─── Extracted records

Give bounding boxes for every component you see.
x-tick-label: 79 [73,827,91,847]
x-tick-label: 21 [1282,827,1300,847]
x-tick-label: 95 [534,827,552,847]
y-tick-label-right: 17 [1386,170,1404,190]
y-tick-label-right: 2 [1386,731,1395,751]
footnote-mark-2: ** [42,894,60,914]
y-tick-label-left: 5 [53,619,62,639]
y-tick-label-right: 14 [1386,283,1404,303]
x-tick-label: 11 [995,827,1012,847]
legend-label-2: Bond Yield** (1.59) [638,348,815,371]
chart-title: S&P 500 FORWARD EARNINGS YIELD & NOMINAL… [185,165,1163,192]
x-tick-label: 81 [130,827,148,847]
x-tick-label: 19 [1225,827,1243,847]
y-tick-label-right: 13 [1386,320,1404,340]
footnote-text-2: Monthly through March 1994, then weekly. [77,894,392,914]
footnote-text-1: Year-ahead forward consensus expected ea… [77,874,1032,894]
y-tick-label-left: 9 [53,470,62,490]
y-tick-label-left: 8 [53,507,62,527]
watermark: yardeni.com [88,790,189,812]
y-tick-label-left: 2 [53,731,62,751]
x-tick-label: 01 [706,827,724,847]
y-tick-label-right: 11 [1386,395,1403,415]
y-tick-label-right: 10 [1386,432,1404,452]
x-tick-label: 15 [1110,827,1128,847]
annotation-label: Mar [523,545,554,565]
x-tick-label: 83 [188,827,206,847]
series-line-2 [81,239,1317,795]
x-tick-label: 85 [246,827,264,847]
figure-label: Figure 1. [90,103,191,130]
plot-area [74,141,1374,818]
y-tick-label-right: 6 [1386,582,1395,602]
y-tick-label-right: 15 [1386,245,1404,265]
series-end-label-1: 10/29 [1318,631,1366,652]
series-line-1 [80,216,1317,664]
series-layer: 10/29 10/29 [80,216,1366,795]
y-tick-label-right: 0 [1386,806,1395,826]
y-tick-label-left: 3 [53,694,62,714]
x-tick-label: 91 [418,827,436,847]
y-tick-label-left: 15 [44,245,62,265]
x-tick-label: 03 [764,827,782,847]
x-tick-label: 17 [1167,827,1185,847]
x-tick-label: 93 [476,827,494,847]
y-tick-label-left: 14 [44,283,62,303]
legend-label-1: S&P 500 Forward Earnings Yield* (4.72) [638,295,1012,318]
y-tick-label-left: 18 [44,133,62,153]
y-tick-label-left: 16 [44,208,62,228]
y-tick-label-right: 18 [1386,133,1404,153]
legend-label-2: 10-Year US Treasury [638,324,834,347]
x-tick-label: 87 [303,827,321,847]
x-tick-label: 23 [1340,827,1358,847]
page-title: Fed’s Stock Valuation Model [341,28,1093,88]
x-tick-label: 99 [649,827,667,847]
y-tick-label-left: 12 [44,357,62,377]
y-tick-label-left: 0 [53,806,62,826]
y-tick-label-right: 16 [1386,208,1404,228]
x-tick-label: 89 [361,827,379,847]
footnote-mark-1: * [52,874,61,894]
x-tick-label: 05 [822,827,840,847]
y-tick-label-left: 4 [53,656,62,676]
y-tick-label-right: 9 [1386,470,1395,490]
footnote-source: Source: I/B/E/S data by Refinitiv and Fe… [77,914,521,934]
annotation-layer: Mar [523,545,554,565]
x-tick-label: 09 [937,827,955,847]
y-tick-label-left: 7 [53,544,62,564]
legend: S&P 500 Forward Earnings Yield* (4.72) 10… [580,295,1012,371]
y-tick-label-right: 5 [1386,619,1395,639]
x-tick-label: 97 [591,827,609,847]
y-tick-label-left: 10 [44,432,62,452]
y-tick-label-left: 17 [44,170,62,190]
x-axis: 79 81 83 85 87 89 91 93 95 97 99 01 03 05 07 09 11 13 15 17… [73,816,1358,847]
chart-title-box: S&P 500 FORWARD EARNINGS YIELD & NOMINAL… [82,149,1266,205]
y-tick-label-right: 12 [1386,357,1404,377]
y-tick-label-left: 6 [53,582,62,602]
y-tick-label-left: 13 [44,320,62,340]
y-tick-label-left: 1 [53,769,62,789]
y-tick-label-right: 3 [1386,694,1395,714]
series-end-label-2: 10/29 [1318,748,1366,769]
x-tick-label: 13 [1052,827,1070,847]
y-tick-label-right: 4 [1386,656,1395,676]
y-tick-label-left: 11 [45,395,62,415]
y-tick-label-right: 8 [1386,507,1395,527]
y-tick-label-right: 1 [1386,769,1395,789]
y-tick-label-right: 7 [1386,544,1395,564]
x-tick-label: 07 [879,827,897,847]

──────

Work to be completed: Update all of the lines above so that "watermark" becomes "logo-text" everywhere it appears. Leave everything else unchanged.

The response:
Give bounding boxes for every component you see.
x-tick-label: 79 [73,827,91,847]
x-tick-label: 21 [1282,827,1300,847]
x-tick-label: 95 [534,827,552,847]
y-tick-label-right: 17 [1386,170,1404,190]
y-tick-label-right: 2 [1386,731,1395,751]
footnote-mark-2: ** [42,894,60,914]
y-tick-label-left: 5 [53,619,62,639]
y-tick-label-right: 14 [1386,283,1404,303]
x-tick-label: 11 [995,827,1012,847]
legend-label-2: Bond Yield** (1.59) [638,348,815,371]
chart-title: S&P 500 FORWARD EARNINGS YIELD & NOMINAL… [185,165,1163,192]
x-tick-label: 81 [130,827,148,847]
x-tick-label: 19 [1225,827,1243,847]
y-tick-label-right: 13 [1386,320,1404,340]
footnote-text-2: Monthly through March 1994, then weekly. [77,894,392,914]
footnote-text-1: Year-ahead forward consensus expected ea… [77,874,1032,894]
y-tick-label-left: 9 [53,470,62,490]
y-tick-label-left: 8 [53,507,62,527]
logo-text: yardeni.com [88,790,189,812]
y-tick-label-left: 2 [53,731,62,751]
x-tick-label: 01 [706,827,724,847]
y-tick-label-right: 11 [1386,395,1403,415]
y-tick-label-right: 10 [1386,432,1404,452]
x-tick-label: 15 [1110,827,1128,847]
annotation-label: Mar [523,545,554,565]
x-tick-label: 83 [188,827,206,847]
series-line-2 [81,239,1317,795]
x-tick-label: 85 [246,827,264,847]
figure-label: Figure 1. [90,103,191,130]
plot-area [74,141,1374,818]
y-tick-label-right: 6 [1386,582,1395,602]
y-tick-label-right: 15 [1386,245,1404,265]
series-end-label-1: 10/29 [1318,631,1366,652]
series-line-1 [80,216,1317,664]
series-layer: 10/29 10/29 [80,216,1366,795]
y-tick-label-right: 0 [1386,806,1395,826]
y-tick-label-left: 3 [53,694,62,714]
x-tick-label: 91 [418,827,436,847]
y-tick-label-left: 15 [44,245,62,265]
x-tick-label: 03 [764,827,782,847]
x-tick-label: 17 [1167,827,1185,847]
x-tick-label: 93 [476,827,494,847]
y-tick-label-left: 14 [44,283,62,303]
legend-label-1: S&P 500 Forward Earnings Yield* (4.72) [638,295,1012,318]
y-tick-label-left: 18 [44,133,62,153]
y-tick-label-left: 16 [44,208,62,228]
y-tick-label-right: 18 [1386,133,1404,153]
legend-label-2: 10-Year US Treasury [638,324,834,347]
x-tick-label: 87 [303,827,321,847]
x-tick-label: 23 [1340,827,1358,847]
page-title: Fed’s Stock Valuation Model [341,28,1093,88]
x-tick-label: 99 [649,827,667,847]
y-tick-label-left: 12 [44,357,62,377]
y-tick-label-left: 0 [53,806,62,826]
y-tick-label-right: 16 [1386,208,1404,228]
x-tick-label: 89 [361,827,379,847]
footnote-mark-1: * [52,874,61,894]
x-tick-label: 05 [822,827,840,847]
y-tick-label-left: 4 [53,656,62,676]
y-tick-label-right: 9 [1386,470,1395,490]
footnote-source: Source: I/B/E/S data by Refinitiv and Fe… [77,914,521,934]
annotation-layer: Mar [523,545,554,565]
x-tick-label: 09 [937,827,955,847]
y-tick-label-left: 7 [53,544,62,564]
legend: S&P 500 Forward Earnings Yield* (4.72) 10… [580,295,1012,371]
y-tick-label-right: 5 [1386,619,1395,639]
x-tick-label: 97 [591,827,609,847]
y-tick-label-left: 10 [44,432,62,452]
y-tick-label-left: 17 [44,170,62,190]
x-axis: 79 81 83 85 87 89 91 93 95 97 99 01 03 05 07 09 11 13 15 17… [73,816,1358,847]
chart-title-box: S&P 500 FORWARD EARNINGS YIELD & NOMINAL… [82,149,1266,205]
y-tick-label-right: 12 [1386,357,1404,377]
y-tick-label-left: 6 [53,582,62,602]
y-tick-label-left: 13 [44,320,62,340]
y-tick-label-left: 1 [53,769,62,789]
y-tick-label-right: 3 [1386,694,1395,714]
series-end-label-2: 10/29 [1318,748,1366,769]
x-tick-label: 13 [1052,827,1070,847]
y-tick-label-right: 4 [1386,656,1395,676]
y-tick-label-left: 11 [45,395,62,415]
y-tick-label-right: 8 [1386,507,1395,527]
y-tick-label-right: 1 [1386,769,1395,789]
y-tick-label-right: 7 [1386,544,1395,564]
x-tick-label: 07 [879,827,897,847]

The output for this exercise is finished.